- SHORT PROBLEM
Determine the number of lines holding the word "class"; answer with that number only.

[SUPPLIED RECORDS start]

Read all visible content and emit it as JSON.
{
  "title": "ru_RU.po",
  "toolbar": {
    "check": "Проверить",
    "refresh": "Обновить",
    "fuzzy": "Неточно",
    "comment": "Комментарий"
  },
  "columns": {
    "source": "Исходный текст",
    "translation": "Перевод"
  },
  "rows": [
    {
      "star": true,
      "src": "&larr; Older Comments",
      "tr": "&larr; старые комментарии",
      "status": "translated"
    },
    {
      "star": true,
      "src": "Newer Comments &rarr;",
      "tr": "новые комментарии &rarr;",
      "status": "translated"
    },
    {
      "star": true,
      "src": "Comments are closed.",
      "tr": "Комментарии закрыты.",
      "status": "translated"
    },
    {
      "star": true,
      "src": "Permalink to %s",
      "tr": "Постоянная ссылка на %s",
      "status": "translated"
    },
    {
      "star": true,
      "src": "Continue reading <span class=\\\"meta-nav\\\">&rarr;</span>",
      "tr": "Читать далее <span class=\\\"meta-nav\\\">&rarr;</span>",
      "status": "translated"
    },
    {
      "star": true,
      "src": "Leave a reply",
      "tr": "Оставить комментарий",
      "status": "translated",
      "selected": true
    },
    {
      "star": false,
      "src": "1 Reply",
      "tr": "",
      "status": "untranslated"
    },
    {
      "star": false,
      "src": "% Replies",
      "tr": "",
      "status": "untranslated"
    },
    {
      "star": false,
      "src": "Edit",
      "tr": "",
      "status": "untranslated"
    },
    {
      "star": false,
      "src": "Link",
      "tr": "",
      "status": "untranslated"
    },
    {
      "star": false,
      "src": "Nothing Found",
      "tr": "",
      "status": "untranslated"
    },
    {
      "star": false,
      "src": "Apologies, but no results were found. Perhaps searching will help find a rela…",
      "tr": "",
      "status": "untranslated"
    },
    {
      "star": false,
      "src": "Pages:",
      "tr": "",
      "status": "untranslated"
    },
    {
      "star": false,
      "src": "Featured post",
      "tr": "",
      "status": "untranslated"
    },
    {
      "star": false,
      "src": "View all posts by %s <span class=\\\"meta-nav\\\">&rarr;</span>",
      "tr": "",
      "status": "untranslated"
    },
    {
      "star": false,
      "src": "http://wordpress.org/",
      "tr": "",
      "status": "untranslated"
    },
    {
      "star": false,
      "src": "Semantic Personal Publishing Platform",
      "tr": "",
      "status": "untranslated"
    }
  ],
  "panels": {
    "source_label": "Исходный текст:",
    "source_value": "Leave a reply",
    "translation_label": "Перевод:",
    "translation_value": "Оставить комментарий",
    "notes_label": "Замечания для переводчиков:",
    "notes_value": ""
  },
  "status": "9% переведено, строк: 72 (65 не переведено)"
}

[SUPPLIED RECORDS end]

- WRITTEN RESPONSE
3